## Task to carry out
Search the records for the word "Ниже" and pick out every line that has it.

## Records to process
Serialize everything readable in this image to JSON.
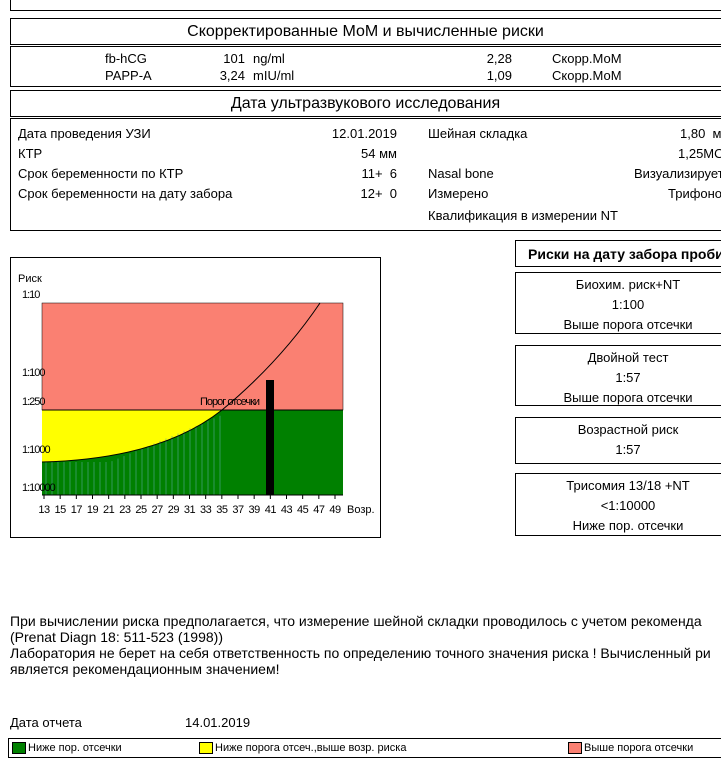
{
  "section1": {
    "title": "Скорректированные МоМ и вычисленные риски",
    "rows": [
      [
        "fb-hCG",
        "101",
        "ng/ml",
        "2,28",
        "Скорр.МоМ"
      ],
      [
        "PAPP-A",
        "3,24",
        "mIU/ml",
        "1,09",
        "Скорр.МоМ"
      ]
    ]
  },
  "section2": {
    "title": "Дата ультразвукового исследования",
    "left": [
      [
        "Дата проведения УЗИ",
        "12.01.2019"
      ],
      [
        "КТР",
        "54 мм"
      ],
      [
        "Срок беременности по КТР",
        "11+  6"
      ],
      [
        "Срок беременности на дату забора",
        "12+  0"
      ]
    ],
    "right": [
      {
        "label": "Шейная складка",
        "value": "1,80  м"
      },
      {
        "value": "1,25МО"
      },
      {
        "label": "Nasal bone",
        "value": "Визуализирует"
      },
      {
        "label": "Измерено",
        "value": "Трифоно"
      },
      {
        "label": "Квалификация в измерении NT"
      }
    ]
  },
  "risk_chart": {
    "y_axis_title": "Риск",
    "y_labels": [
      "1:10",
      "1:100",
      "1:250",
      "1:1000",
      "1:10000"
    ],
    "x_ticks": [
      13,
      15,
      17,
      19,
      21,
      23,
      25,
      27,
      29,
      31,
      33,
      35,
      37,
      39,
      41,
      43,
      45,
      47,
      49
    ],
    "x_axis_title": "Возр.",
    "cutoff_label": "Порог отсечки"
  },
  "risks": {
    "title": "Риски на дату забора проби",
    "boxes": [
      {
        "name": "Биохим. риск+NT",
        "risk": "1:100",
        "status": "Выше порога отсечки"
      },
      {
        "name": "Двойной тест",
        "risk": "1:57",
        "status": "Выше порога отсечки"
      },
      {
        "name": "Возрастной риск",
        "risk": "1:57"
      },
      {
        "name": "Трисомия 13/18 +NT",
        "risk": "<1:10000",
        "status": "Ниже пор. отсечки"
      }
    ]
  },
  "notes": [
    "При вычислении риска предполагается, что измерение шейной складки проводилось с учетом рекоменда",
    "(Prenat Diagn 18: 511-523 (1998))",
    "Лаборатория не берет на себя ответственность по определению точного значения риска ! Вычисленный ри",
    "является рекомендационным значением!"
  ],
  "report_date": {
    "label": "Дата отчета",
    "value": "14.01.2019"
  },
  "legend": [
    {
      "label": "Ниже пор. отсечки",
      "color": "#008000"
    },
    {
      "label": "Ниже порога отсеч.,выше возр. риска",
      "color": "#ffff00"
    },
    {
      "label": "Выше порога отсечки",
      "color": "#fa8072"
    }
  ]
}
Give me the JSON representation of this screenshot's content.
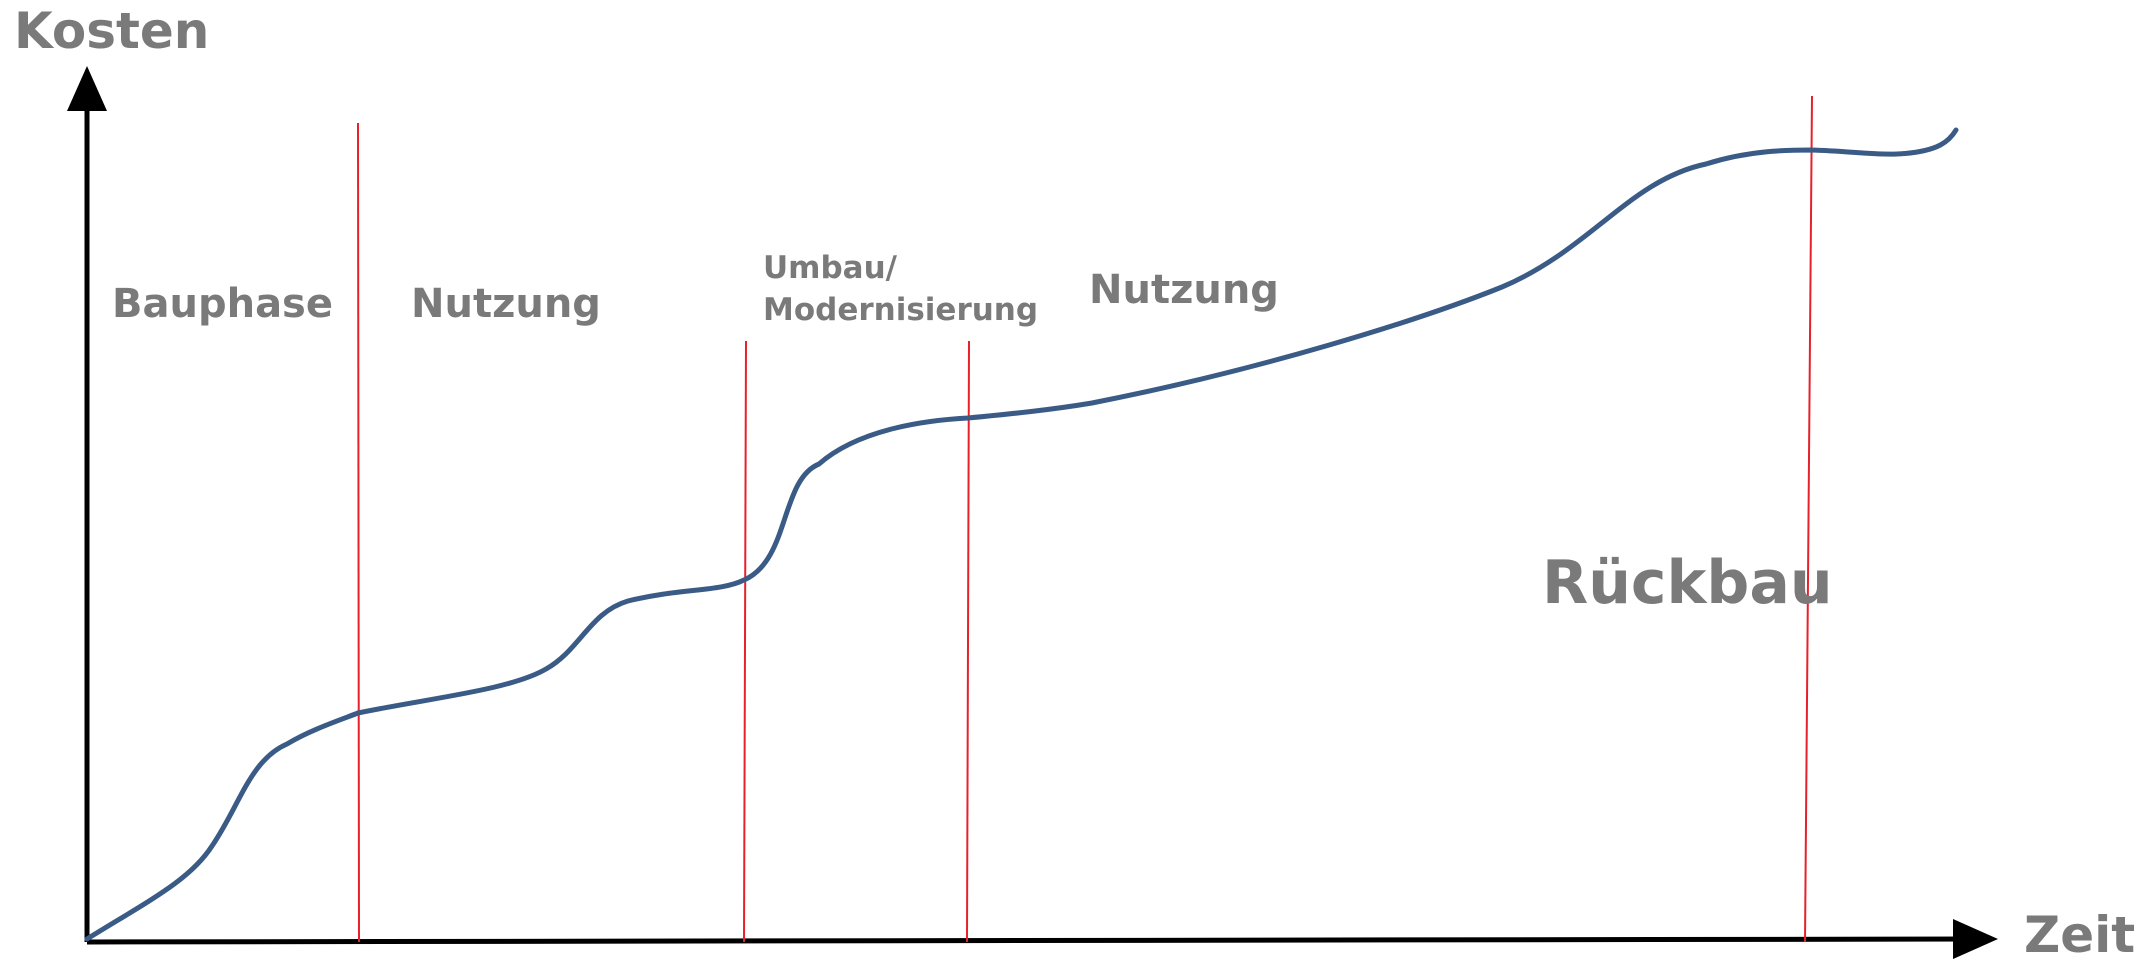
{
  "axes": {
    "y_label": "Kosten",
    "x_label": "Zeit"
  },
  "phases": [
    {
      "label": "Bauphase"
    },
    {
      "label": "Nutzung"
    },
    {
      "label_lines": [
        "Umbau/",
        "Modernisierung"
      ]
    },
    {
      "label": "Nutzung"
    },
    {
      "label": "Rückbau"
    }
  ]
}
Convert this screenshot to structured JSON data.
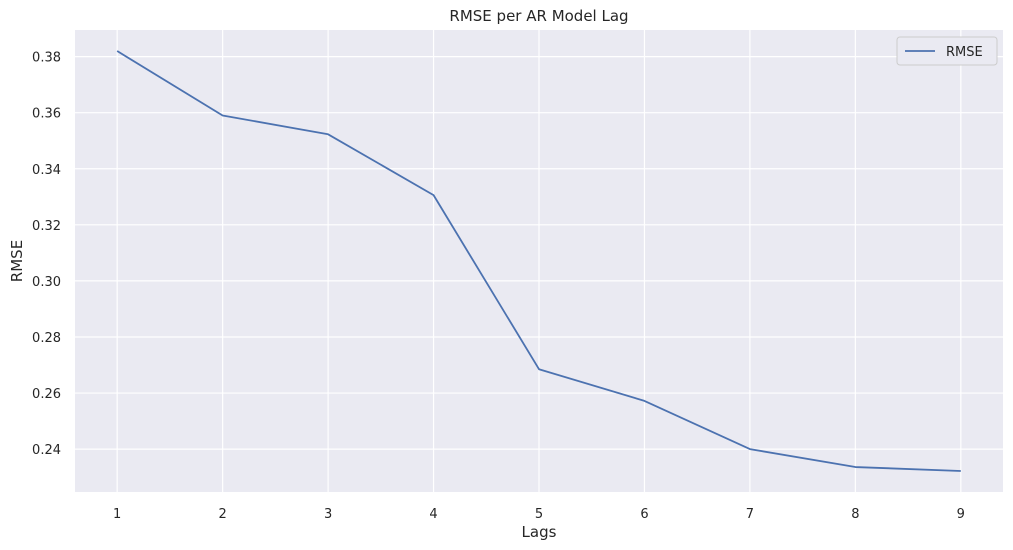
{
  "chart_data": {
    "type": "line",
    "title": "RMSE per AR Model Lag",
    "xlabel": "Lags",
    "ylabel": "RMSE",
    "x": [
      1,
      2,
      3,
      4,
      5,
      6,
      7,
      8,
      9
    ],
    "series": [
      {
        "name": "RMSE",
        "color": "#4c72b0",
        "values": [
          0.382,
          0.359,
          0.3523,
          0.3306,
          0.2685,
          0.2572,
          0.24,
          0.2336,
          0.2322
        ]
      }
    ],
    "xlim": [
      0.6,
      9.4
    ],
    "ylim": [
      0.2247,
      0.3895
    ],
    "xticks": [
      1,
      2,
      3,
      4,
      5,
      6,
      7,
      8,
      9
    ],
    "yticks": [
      0.24,
      0.26,
      0.28,
      0.3,
      0.32,
      0.34,
      0.36,
      0.38
    ],
    "ytick_labels": [
      "0.24",
      "0.26",
      "0.28",
      "0.30",
      "0.32",
      "0.34",
      "0.36",
      "0.38"
    ],
    "grid": true,
    "legend_position": "top-right",
    "background_color": "#eaeaf2",
    "grid_color": "#ffffff"
  }
}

## Completed exercise
        "status": "Ниже пор. отсечки"
      "label": "Ниже пор. отсечки",
      "label": "Ниже порога отсеч.,выше возр. риска",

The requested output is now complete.